- _The exercise_: Keep the wording of each record exactly the same when you repeat it, and leave out pictures.

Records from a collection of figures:

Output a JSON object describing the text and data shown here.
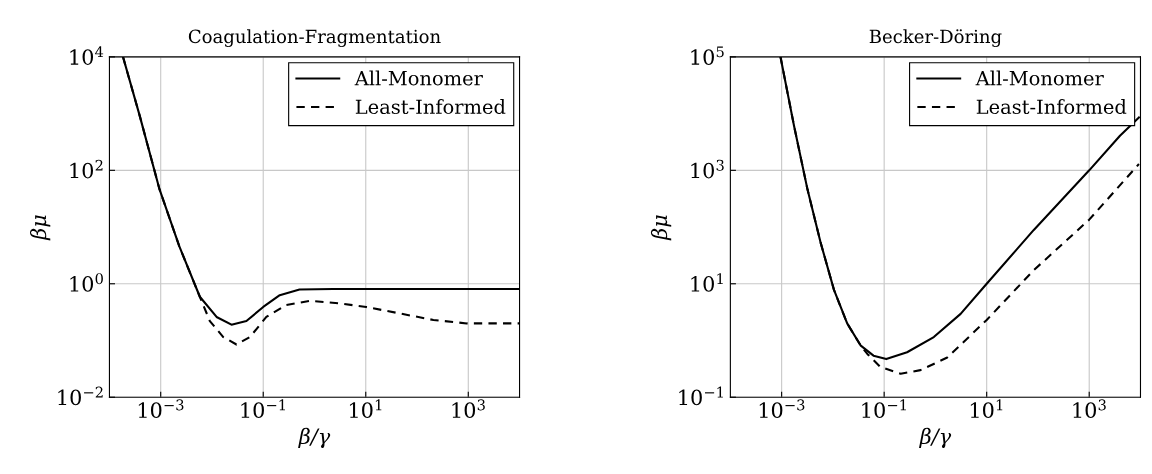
{
  "chart_data": [
    {
      "type": "line",
      "title": "Coagulation-Fragmentation",
      "xlabel": "β/γ",
      "ylabel": "βμ",
      "log": "xy",
      "grid": true,
      "legend": "top right",
      "xlim": [
        0.0001,
        10000
      ],
      "xticks": [
        {
          "value": 0.001,
          "label": "10$^{−3}$"
        },
        {
          "value": 0.1,
          "label": "10$^{−1}$"
        },
        {
          "value": 10,
          "label": "10$^{1}$"
        },
        {
          "value": 1000,
          "label": "10$^{3}$"
        }
      ],
      "ylim": [
        0.01,
        10000
      ],
      "yticks": [
        {
          "value": 0.01,
          "label": "10$^{−2}$"
        },
        {
          "value": 1,
          "label": "10$^{0}$"
        },
        {
          "value": 100,
          "label": "10$^{2}$"
        },
        {
          "value": 10000,
          "label": "10$^{4}$"
        }
      ],
      "series": [
        {
          "name": "All-Monomer",
          "color": "#000000",
          "line_style": "solid",
          "x": [
            0.000184,
            0.00039,
            0.00095,
            0.0023,
            0.0058,
            0.0123,
            0.024,
            0.047,
            0.1,
            0.21,
            0.51,
            2.3,
            10000
          ],
          "values": [
            10000,
            912,
            46,
            4.6,
            0.59,
            0.26,
            0.19,
            0.22,
            0.39,
            0.63,
            0.79,
            0.81,
            0.81
          ]
        },
        {
          "name": "Least-Informed",
          "color": "#000000",
          "line_style": "dashed",
          "x": [
            0.000184,
            0.00039,
            0.00095,
            0.0023,
            0.0058,
            0.0091,
            0.0166,
            0.03,
            0.055,
            0.115,
            0.28,
            0.81,
            3.1,
            10.2,
            46,
            209,
            933,
            10000
          ],
          "values": [
            10000,
            912,
            46,
            4.6,
            0.59,
            0.22,
            0.115,
            0.085,
            0.115,
            0.26,
            0.42,
            0.5,
            0.45,
            0.39,
            0.3,
            0.23,
            0.2,
            0.2
          ]
        }
      ]
    },
    {
      "type": "line",
      "title": "Becker-Döring",
      "xlabel": "β/γ",
      "ylabel": "βμ",
      "log": "xy",
      "grid": true,
      "legend": "top right",
      "xlim": [
        0.0001,
        10000
      ],
      "xticks": [
        {
          "value": 0.001,
          "label": "10$^{−3}$"
        },
        {
          "value": 0.1,
          "label": "10$^{−1}$"
        },
        {
          "value": 10,
          "label": "10$^{1}$"
        },
        {
          "value": 1000,
          "label": "10$^{3}$"
        }
      ],
      "ylim": [
        0.1,
        100000
      ],
      "yticks": [
        {
          "value": 0.1,
          "label": "10$^{−1}$"
        },
        {
          "value": 10,
          "label": "10$^{1}$"
        },
        {
          "value": 1000,
          "label": "10$^{3}$"
        },
        {
          "value": 100000,
          "label": "10$^{5}$"
        }
      ],
      "series": [
        {
          "name": "All-Monomer",
          "color": "#000000",
          "line_style": "solid",
          "x": [
            0.00095,
            0.00174,
            0.0032,
            0.0058,
            0.0105,
            0.019,
            0.035,
            0.062,
            0.11,
            0.28,
            0.93,
            3.1,
            10,
            83,
            1000,
            3980,
            9330
          ],
          "values": [
            100000,
            6170,
            457,
            52,
            7.8,
            2.0,
            0.81,
            0.54,
            0.47,
            0.62,
            1.15,
            2.95,
            10,
            89,
            1000,
            4070,
            8510
          ]
        },
        {
          "name": "Least-Informed",
          "color": "#000000",
          "line_style": "dashed",
          "x": [
            0.00095,
            0.00174,
            0.0032,
            0.0058,
            0.0105,
            0.019,
            0.035,
            0.047,
            0.085,
            0.21,
            0.51,
            1.7,
            10,
            83,
            1000,
            9330
          ],
          "values": [
            100000,
            6170,
            457,
            52,
            7.8,
            2.0,
            0.81,
            0.58,
            0.34,
            0.26,
            0.3,
            0.5,
            2.3,
            17.4,
            135,
            1290
          ]
        }
      ]
    }
  ]
}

- _Result for this exercise_:
Output a JSON object describing the text and data shown here.
{
  "chart_data": [
    {
      "type": "line",
      "title": "Coagulation-Fragmentation",
      "xlabel": "β/γ",
      "ylabel": "βμ",
      "log": "xy",
      "grid": true,
      "legend": "top right",
      "xlim": [
        0.0001,
        10000
      ],
      "xticks": [
        {
          "value": 0.001,
          "label": "10$^{−3}$"
        },
        {
          "value": 0.1,
          "label": "10$^{−1}$"
        },
        {
          "value": 10,
          "label": "10$^{1}$"
        },
        {
          "value": 1000,
          "label": "10$^{3}$"
        }
      ],
      "ylim": [
        0.01,
        10000
      ],
      "yticks": [
        {
          "value": 0.01,
          "label": "10$^{−2}$"
        },
        {
          "value": 1,
          "label": "10$^{0}$"
        },
        {
          "value": 100,
          "label": "10$^{2}$"
        },
        {
          "value": 10000,
          "label": "10$^{4}$"
        }
      ],
      "series": [
        {
          "name": "All-Monomer",
          "color": "#000000",
          "line_style": "solid",
          "x": [
            0.000184,
            0.00039,
            0.00095,
            0.0023,
            0.0058,
            0.0123,
            0.024,
            0.047,
            0.1,
            0.21,
            0.51,
            2.3,
            10000
          ],
          "values": [
            10000,
            912,
            46,
            4.6,
            0.59,
            0.26,
            0.19,
            0.22,
            0.39,
            0.63,
            0.79,
            0.81,
            0.81
          ]
        },
        {
          "name": "Least-Informed",
          "color": "#000000",
          "line_style": "dashed",
          "x": [
            0.000184,
            0.00039,
            0.00095,
            0.0023,
            0.0058,
            0.0091,
            0.0166,
            0.03,
            0.055,
            0.115,
            0.28,
            0.81,
            3.1,
            10.2,
            46,
            209,
            933,
            10000
          ],
          "values": [
            10000,
            912,
            46,
            4.6,
            0.59,
            0.22,
            0.115,
            0.085,
            0.115,
            0.26,
            0.42,
            0.5,
            0.45,
            0.39,
            0.3,
            0.23,
            0.2,
            0.2
          ]
        }
      ]
    },
    {
      "type": "line",
      "title": "Becker-Döring",
      "xlabel": "β/γ",
      "ylabel": "βμ",
      "log": "xy",
      "grid": true,
      "legend": "top right",
      "xlim": [
        0.0001,
        10000
      ],
      "xticks": [
        {
          "value": 0.001,
          "label": "10$^{−3}$"
        },
        {
          "value": 0.1,
          "label": "10$^{−1}$"
        },
        {
          "value": 10,
          "label": "10$^{1}$"
        },
        {
          "value": 1000,
          "label": "10$^{3}$"
        }
      ],
      "ylim": [
        0.1,
        100000
      ],
      "yticks": [
        {
          "value": 0.1,
          "label": "10$^{−1}$"
        },
        {
          "value": 10,
          "label": "10$^{1}$"
        },
        {
          "value": 1000,
          "label": "10$^{3}$"
        },
        {
          "value": 100000,
          "label": "10$^{5}$"
        }
      ],
      "series": [
        {
          "name": "All-Monomer",
          "color": "#000000",
          "line_style": "solid",
          "x": [
            0.00095,
            0.00174,
            0.0032,
            0.0058,
            0.0105,
            0.019,
            0.035,
            0.062,
            0.11,
            0.28,
            0.93,
            3.1,
            10,
            83,
            1000,
            3980,
            9330
          ],
          "values": [
            100000,
            6170,
            457,
            52,
            7.8,
            2.0,
            0.81,
            0.54,
            0.47,
            0.62,
            1.15,
            2.95,
            10,
            89,
            1000,
            4070,
            8510
          ]
        },
        {
          "name": "Least-Informed",
          "color": "#000000",
          "line_style": "dashed",
          "x": [
            0.00095,
            0.00174,
            0.0032,
            0.0058,
            0.0105,
            0.019,
            0.035,
            0.047,
            0.085,
            0.21,
            0.51,
            1.7,
            10,
            83,
            1000,
            9330
          ],
          "values": [
            100000,
            6170,
            457,
            52,
            7.8,
            2.0,
            0.81,
            0.58,
            0.34,
            0.26,
            0.3,
            0.5,
            2.3,
            17.4,
            135,
            1290
          ]
        }
      ]
    }
  ]
}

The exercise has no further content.